SUPPLIED DATA

◆ ◆ ◆ ◆ ◆ ◆ ◆

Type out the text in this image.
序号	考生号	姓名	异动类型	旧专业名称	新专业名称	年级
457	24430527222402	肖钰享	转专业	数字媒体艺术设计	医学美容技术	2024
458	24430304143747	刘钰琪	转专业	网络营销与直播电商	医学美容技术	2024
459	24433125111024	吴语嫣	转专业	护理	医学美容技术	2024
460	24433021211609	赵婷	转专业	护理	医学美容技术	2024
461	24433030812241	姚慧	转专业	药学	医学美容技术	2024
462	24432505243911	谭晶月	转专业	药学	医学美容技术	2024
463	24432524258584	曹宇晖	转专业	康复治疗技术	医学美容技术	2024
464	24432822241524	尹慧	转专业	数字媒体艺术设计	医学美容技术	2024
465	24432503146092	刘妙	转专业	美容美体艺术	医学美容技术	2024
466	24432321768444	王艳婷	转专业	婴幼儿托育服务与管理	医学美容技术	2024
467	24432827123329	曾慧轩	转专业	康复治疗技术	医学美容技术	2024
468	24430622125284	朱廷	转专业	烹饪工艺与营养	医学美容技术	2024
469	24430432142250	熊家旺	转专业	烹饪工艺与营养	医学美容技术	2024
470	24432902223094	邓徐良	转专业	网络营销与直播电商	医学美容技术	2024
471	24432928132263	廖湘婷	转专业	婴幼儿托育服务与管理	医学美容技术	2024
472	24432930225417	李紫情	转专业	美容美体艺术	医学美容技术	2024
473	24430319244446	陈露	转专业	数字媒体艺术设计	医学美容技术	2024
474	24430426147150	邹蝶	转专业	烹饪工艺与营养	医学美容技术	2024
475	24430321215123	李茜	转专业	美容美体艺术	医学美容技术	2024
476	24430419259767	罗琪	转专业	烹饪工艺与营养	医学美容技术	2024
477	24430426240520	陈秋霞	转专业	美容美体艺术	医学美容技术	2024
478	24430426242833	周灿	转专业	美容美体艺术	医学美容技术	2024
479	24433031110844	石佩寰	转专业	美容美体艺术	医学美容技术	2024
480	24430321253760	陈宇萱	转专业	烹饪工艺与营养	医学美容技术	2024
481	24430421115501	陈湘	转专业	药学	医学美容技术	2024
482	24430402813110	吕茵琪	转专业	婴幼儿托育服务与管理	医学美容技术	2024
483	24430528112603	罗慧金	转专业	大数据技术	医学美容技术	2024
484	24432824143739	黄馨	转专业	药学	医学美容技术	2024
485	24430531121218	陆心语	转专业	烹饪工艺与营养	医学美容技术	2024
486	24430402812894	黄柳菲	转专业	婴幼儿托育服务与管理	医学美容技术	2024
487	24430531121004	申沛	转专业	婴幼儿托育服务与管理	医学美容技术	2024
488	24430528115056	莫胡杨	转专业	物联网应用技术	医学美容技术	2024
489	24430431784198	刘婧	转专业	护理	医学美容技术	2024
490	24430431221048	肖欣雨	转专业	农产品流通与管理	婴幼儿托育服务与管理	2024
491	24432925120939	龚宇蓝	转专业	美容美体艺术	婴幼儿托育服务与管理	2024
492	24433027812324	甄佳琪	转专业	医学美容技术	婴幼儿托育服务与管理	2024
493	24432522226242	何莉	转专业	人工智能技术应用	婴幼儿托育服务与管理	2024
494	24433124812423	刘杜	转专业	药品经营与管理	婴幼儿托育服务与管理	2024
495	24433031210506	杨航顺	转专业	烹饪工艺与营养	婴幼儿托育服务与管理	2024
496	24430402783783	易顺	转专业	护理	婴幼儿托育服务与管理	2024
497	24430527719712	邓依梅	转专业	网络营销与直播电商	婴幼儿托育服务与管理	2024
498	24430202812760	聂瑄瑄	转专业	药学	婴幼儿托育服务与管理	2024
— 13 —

◆ ◆ ◆ ◆ ◆ ◆ ◆

INSTRUCTIONS FOR THE TASK
Give the number of lines in the material above that have the word "网络营销与直播电商" in them, and nothing more.

THE RESPONSE
3